Acordei com uma saudade aguda. Uma quase necessidade de abraçar e beijar e amar. Essas lembranças impressas em mim. E eu corro, e eu ando, e eu vou de encontro com elas. E você, onde está? Onde está o seu cheiro forte de homem e suas ações de menino? Onde está a força de vontade para me mandar longe e manter minha cabeça em frente sem memorias passadas de um eu você inexistente..
Eu quero jogar todos os seus bilhetes fora, eu quero relê-los todos os dias. Eu só os mantenho intactos e fora do meu campo de visão.
Dói recordar. Eu não quero esquecer. Vivo num intervalo perdido entre esses dois pontos para continuar gravando em mim uma meia imagem sua que se torna cada dia mais misteriosa e linda. E confusa; Contenho o ímpeto, não te procuro, não lhe respondo. Chego a não me ouvir quando sua presença se faz. Grito internamente. Permaneço por fora. Faço o que devo, e se me distraio, você retorna ao controle, atordoa minhas ações, quebra alguns pratos, e se despede.

=-=-=-=-=

■ Tarefas e exercícios:
a) No texto sobre a saudade, o que quem narra faz com os bilhetes da outra pessoa?
b) Explique, com base no texto sobre a saudade, por que quem narra vive "num intervalo perdido entre esses dois pontos".
c) Retome o texto sobre a saudade a partir da última frase apresentada.

Trechos do conjunto de dados:
=-=-=-=-=

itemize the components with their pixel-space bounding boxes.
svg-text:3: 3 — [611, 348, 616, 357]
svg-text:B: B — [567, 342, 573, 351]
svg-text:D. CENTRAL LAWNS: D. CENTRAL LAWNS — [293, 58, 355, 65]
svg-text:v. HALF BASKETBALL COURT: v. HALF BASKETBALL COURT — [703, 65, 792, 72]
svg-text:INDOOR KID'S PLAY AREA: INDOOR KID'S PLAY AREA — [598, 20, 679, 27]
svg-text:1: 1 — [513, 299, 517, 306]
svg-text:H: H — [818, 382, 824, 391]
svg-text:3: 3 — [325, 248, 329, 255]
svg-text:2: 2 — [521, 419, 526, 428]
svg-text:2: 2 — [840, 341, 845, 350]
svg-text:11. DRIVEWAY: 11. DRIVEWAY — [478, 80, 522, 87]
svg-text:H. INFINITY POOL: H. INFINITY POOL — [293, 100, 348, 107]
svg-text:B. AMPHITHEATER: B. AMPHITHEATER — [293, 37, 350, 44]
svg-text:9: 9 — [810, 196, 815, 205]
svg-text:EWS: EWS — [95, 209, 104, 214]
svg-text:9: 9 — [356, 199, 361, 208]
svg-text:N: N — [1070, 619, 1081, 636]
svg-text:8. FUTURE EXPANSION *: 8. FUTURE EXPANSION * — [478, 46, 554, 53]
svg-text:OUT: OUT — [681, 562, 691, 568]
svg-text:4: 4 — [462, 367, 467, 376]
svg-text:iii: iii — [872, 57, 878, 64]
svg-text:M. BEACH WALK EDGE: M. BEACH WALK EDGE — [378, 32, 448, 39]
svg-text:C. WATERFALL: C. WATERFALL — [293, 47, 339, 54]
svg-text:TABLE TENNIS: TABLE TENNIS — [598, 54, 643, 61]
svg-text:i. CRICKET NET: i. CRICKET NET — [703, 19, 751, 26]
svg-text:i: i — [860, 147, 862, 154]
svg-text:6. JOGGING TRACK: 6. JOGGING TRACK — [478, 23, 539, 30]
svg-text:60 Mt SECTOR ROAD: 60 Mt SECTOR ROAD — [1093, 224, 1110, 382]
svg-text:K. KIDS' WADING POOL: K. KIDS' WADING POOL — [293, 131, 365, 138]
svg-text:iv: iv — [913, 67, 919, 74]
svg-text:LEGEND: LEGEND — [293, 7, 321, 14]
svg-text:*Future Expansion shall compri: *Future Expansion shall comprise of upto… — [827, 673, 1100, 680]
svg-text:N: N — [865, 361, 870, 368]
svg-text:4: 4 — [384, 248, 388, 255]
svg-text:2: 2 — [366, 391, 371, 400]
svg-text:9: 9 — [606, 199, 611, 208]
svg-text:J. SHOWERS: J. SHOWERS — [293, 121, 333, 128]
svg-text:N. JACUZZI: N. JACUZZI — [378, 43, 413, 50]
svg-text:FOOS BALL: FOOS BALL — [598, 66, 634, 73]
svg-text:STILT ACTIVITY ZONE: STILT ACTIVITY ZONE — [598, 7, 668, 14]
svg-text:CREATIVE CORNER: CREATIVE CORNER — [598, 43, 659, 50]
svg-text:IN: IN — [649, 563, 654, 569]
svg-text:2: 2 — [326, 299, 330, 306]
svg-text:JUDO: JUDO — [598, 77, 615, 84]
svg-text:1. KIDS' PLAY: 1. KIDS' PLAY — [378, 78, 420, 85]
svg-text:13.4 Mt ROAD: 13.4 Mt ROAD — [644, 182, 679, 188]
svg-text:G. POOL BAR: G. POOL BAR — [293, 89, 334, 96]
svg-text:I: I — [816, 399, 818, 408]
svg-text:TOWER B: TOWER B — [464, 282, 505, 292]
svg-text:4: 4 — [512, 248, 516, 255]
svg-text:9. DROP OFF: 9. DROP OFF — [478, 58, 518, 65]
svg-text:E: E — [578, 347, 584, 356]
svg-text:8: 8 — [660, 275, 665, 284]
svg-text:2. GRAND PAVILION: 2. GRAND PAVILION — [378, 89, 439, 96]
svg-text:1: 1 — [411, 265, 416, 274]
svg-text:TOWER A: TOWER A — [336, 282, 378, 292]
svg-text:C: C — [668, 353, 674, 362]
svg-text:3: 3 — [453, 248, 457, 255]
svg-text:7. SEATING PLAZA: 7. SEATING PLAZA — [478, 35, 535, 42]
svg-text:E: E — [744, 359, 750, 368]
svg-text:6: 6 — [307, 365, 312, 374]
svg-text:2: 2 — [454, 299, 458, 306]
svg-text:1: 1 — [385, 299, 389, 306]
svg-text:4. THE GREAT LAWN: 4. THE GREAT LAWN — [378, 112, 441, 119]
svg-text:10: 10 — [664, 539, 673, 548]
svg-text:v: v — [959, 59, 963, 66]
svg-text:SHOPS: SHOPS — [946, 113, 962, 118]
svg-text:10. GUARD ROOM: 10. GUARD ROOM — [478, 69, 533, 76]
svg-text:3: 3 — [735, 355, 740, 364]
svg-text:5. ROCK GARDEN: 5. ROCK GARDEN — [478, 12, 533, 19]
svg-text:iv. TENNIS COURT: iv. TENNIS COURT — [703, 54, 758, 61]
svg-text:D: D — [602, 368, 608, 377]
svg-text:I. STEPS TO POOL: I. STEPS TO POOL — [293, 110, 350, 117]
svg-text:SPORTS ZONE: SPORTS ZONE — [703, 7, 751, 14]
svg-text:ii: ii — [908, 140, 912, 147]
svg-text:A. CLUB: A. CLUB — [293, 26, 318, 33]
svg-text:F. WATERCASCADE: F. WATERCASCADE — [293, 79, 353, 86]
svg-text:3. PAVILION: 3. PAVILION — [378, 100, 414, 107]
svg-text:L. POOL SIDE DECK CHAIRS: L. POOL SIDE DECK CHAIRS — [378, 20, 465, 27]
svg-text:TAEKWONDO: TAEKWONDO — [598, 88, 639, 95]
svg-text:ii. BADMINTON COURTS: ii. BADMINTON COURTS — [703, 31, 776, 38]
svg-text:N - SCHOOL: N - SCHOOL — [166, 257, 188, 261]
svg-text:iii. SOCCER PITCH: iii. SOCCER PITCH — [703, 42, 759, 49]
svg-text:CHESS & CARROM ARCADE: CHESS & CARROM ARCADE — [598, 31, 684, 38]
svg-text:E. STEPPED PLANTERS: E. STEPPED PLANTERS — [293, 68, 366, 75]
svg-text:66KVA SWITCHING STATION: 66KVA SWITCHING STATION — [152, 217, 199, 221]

=-=-=-=-=

■ Respostas dos exercícios:
a) Mantém os bilhetes intactos e fora do seu campo de visão.

b) Os dois pontos são a dor de recordar e a vontade de não esquecer. Quem narra vive entre eles para continuar gravando em si uma meia imagem da outra pessoa, que se torna a cada dia mais misteriosa, linda e confusa.

c)
Manhã estupida, chata e estupida, e linda porque o céu está num tom azul iluminado. E brilha, e sorri! E eu sorrio de volta! E você é saudade, e você é gosto. E eu sou espaço, lembrança. Mordida, riso, mãos. Minhas mãos. Elas perambulavam por você, e eram levadas pela sensação de ter; seu semblante tranquilo é o ponto inicial da minha falta.

nenhuma dessas postagens são realmente boas, só são necessárias.